## Exercise brief
From the article on Lincecum, reproduce word for word the passage from "No less an expert" to "the Milwaukee Brewers.".

## Selected text
# # #
No less an expert than Randy Johnson, the 295-game winner who joined the Giants in the offseason as a free agent, believes that Lincecum can thrive again.

"It could be very exciting this year to watch him pitch," said Johnson, himself a five-time Cy Young winner. "He could be a pitcher that only comes around once every so often. What I mean by that is just dominating. Only time will tell. It sounds like he wants to be that type of pitcher."

History delivers mostly encouraging signs that Lincecum will return strong. His bid to do exactly that begins Tuesday when the Giants open the season at AT&T Park against the Milwaukee Brewers.

The right-hander became the fourth pitcher to win the Cy Young in his first full Major League season. Two of the previous three, Fernando Valenzuela of the Dodgers and Dwight Gooden of the Mets, performed capably. Valenzuela followed his Cy Young year by finishing 19-13 with a 2.87 ERA in 1982 and Gooden compiled a 17-6 record with a 2.84 ERA in 1986. Lincecum will try to avoid the pitfalls endured by Bret Saberhagen of the Royals, whose Cy Young followup was a dismal 7-12, 4.15 performance in '86.

Lincecum knows that opponents will be especially motivated to face him. He welcomes the challenge.

"I'd rather be in this spot than not," he said. "It just makes the game more competitive. You get pumped up for big names and big situations."

Los Angeles Angels manager Mike Scioscia, who caught Valenzuela, said that Lincecum's foes actually should have begun trying to counter his skills last season.

"Word spreads very quickly when a guy's on a roll," Scioscia said. "Hitters start to make adjustments long before that year's over. When we see a pitcher face a team for the second and third time in a year, you start to see some adjustments and he's still having success, then you know that his stuff plays really well against that team."
# # #
## Information given
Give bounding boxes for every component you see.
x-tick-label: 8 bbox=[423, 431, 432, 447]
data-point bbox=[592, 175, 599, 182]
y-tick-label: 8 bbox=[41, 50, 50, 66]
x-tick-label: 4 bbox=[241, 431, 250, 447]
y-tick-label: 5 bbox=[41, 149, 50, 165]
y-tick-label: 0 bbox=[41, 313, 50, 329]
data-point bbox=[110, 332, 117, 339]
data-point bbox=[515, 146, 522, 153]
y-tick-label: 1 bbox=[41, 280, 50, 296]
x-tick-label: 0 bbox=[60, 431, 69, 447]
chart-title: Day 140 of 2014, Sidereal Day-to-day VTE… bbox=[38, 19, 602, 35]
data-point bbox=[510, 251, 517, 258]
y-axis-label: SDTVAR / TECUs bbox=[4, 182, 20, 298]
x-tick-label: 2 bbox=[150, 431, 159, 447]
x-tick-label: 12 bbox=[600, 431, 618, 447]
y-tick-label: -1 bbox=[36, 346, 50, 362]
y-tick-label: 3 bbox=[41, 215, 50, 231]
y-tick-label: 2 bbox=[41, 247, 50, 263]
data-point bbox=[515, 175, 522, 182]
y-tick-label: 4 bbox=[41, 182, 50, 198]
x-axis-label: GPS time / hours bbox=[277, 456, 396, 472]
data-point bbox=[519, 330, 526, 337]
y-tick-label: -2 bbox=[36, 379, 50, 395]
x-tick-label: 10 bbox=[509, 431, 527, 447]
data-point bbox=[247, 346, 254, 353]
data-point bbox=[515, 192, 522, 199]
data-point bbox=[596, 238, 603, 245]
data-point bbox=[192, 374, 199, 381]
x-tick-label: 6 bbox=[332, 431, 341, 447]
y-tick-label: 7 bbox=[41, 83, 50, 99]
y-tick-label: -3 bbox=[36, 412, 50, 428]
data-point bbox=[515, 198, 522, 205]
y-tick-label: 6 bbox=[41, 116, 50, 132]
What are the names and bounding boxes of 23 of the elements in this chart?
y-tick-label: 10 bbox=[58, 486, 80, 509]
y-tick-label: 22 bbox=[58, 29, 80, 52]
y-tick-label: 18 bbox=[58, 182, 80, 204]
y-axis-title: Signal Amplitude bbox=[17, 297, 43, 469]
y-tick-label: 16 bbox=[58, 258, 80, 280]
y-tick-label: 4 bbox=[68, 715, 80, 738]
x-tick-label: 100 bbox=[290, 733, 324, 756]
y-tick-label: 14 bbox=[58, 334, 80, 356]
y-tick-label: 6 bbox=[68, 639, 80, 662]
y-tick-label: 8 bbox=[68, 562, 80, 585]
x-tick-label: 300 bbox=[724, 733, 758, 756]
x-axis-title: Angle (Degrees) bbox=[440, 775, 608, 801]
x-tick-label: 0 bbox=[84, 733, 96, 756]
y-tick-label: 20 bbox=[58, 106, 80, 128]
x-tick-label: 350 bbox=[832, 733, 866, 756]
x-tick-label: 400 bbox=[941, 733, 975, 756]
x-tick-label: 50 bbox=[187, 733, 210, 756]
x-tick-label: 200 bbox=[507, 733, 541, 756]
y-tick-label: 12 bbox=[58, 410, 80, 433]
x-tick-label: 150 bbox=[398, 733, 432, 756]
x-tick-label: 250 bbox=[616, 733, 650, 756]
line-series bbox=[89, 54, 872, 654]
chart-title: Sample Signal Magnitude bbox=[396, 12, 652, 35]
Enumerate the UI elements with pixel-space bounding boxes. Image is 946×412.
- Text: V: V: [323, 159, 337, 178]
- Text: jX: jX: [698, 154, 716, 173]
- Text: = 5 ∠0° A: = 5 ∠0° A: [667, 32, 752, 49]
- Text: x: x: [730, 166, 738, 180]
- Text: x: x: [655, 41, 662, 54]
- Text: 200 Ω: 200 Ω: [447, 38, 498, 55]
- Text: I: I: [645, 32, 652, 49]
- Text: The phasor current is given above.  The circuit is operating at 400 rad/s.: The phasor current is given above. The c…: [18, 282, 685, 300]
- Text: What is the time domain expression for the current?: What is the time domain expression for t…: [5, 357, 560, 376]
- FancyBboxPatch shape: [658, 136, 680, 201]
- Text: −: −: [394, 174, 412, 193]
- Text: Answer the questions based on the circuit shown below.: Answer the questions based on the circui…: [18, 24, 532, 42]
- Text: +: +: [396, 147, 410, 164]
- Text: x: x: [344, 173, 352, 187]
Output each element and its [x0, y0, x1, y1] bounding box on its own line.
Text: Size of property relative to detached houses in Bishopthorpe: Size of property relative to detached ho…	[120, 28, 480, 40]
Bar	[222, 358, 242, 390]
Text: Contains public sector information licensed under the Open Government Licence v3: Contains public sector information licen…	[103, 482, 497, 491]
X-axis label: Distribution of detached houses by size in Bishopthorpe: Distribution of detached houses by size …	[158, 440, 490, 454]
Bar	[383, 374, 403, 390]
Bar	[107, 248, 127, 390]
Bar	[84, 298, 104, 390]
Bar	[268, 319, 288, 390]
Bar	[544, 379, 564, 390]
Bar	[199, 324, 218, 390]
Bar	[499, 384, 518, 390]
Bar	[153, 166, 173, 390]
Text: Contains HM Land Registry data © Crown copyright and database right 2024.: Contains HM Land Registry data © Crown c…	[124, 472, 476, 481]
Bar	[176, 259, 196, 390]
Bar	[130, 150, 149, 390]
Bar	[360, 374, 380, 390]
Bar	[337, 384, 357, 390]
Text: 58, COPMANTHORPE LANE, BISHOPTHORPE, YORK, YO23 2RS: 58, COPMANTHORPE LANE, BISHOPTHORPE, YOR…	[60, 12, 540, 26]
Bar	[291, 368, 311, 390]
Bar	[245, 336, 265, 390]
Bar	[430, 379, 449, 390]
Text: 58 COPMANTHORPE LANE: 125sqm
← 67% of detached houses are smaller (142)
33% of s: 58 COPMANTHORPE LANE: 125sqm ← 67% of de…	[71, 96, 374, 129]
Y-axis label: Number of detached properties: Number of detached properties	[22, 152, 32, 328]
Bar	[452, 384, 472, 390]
# # #
## Solved exercise
No less an expert than Randy Johnson, the 295-game winner who joined the Giants in the offseason as a free agent, believes that Lincecum can thrive again.

"It could be very exciting this year to watch him pitch," said Johnson, himself a five-time Cy Young winner. "He could be a pitcher that only comes around once every so often. What I mean by that is just dominating. Only time will tell. It sounds like he wants to be that type of pitcher."

History delivers mostly encouraging signs that Lincecum will return strong. His bid to do exactly that begins Tuesday when the Giants open the season at AT&T Park against the Milwaukee Brewers.